» **YOUR INSTRUCTIONS**:
Output every record exactly, and nothing more.

THE DATA Start Marker

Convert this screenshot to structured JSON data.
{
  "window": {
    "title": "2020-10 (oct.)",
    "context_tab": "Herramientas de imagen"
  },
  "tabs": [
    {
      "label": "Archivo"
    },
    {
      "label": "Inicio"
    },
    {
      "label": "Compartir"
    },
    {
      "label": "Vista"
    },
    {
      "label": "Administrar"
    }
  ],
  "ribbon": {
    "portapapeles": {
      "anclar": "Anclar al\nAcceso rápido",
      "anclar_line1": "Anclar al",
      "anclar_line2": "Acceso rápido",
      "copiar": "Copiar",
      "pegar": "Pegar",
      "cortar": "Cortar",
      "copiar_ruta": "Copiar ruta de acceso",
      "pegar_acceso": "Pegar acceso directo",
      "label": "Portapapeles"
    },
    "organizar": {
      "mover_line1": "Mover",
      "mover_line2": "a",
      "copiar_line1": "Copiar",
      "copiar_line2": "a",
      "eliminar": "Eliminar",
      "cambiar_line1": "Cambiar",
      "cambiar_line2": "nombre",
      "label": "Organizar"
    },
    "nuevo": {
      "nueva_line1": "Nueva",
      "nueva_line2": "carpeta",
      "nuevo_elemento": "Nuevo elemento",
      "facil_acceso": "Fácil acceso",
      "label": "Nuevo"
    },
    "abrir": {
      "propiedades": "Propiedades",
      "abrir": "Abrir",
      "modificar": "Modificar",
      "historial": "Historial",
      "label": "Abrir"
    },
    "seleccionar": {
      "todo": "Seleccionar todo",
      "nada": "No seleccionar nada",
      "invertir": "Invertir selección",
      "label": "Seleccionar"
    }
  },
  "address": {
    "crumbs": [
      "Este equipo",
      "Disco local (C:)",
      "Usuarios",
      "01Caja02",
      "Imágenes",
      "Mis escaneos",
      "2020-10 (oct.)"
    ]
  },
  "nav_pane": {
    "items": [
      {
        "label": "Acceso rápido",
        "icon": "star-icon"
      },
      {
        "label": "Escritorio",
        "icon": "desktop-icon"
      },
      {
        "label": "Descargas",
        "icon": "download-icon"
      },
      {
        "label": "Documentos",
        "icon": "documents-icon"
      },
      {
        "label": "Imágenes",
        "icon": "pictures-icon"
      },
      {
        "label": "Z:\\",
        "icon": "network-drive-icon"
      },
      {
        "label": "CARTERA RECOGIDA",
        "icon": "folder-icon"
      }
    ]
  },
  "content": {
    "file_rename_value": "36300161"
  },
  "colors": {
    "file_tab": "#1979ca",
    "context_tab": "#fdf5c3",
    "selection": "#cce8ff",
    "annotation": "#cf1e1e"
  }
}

THE DATA End Marker

» **COMPLETED EXERCISE**:
Convert this screenshot to structured JSON data.
{
  "window": {
    "title": "2020-10 (oct.)",
    "context_tab": "Herramientas de imagen"
  },
  "tabs": [
    {
      "label": "Archivo"
    },
    {
      "label": "Inicio"
    },
    {
      "label": "Compartir"
    },
    {
      "label": "Vista"
    },
    {
      "label": "Administrar"
    }
  ],
  "ribbon": {
    "portapapeles": {
      "anclar": "Anclar al\nAcceso rápido",
      "anclar_line1": "Anclar al",
      "anclar_line2": "Acceso rápido",
      "copiar": "Copiar",
      "pegar": "Pegar",
      "cortar": "Cortar",
      "copiar_ruta": "Copiar ruta de acceso",
      "pegar_acceso": "Pegar acceso directo",
      "label": "Portapapeles"
    },
    "organizar": {
      "mover_line1": "Mover",
      "mover_line2": "a",
      "copiar_line1": "Copiar",
      "copiar_line2": "a",
      "eliminar": "Eliminar",
      "cambiar_line1": "Cambiar",
      "cambiar_line2": "nombre",
      "label": "Organizar"
    },
    "nuevo": {
      "nueva_line1": "Nueva",
      "nueva_line2": "carpeta",
      "nuevo_elemento": "Nuevo elemento",
      "facil_acceso": "Fácil acceso",
      "label": "Nuevo"
    },
    "abrir": {
      "propiedades": "Propiedades",
      "abrir": "Abrir",
      "modificar": "Modificar",
      "historial": "Historial",
      "label": "Abrir"
    },
    "seleccionar": {
      "todo": "Seleccionar todo",
      "nada": "No seleccionar nada",
      "invertir": "Invertir selección",
      "label": "Seleccionar"
    }
  },
  "address": {
    "crumbs": [
      "Este equipo",
      "Disco local (C:)",
      "Usuarios",
      "01Caja02",
      "Imágenes",
      "Mis escaneos",
      "2020-10 (oct.)"
    ]
  },
  "nav_pane": {
    "items": [
      {
        "label": "Acceso rápido",
        "icon": "star-icon"
      },
      {
        "label": "Escritorio",
        "icon": "desktop-icon"
      },
      {
        "label": "Descargas",
        "icon": "download-icon"
      },
      {
        "label": "Documentos",
        "icon": "documents-icon"
      },
      {
        "label": "Imágenes",
        "icon": "pictures-icon"
      },
      {
        "label": "Z:\\",
        "icon": "network-drive-icon"
      },
      {
        "label": "CARTERA RECOGIDA",
        "icon": "folder-icon"
      }
    ]
  },
  "content": {
    "file_rename_value": "36300161"
  },
  "colors": {
    "file_tab": "#1979ca",
    "context_tab": "#fdf5c3",
    "selection": "#cce8ff",
    "annotation": "#cf1e1e"
  }
}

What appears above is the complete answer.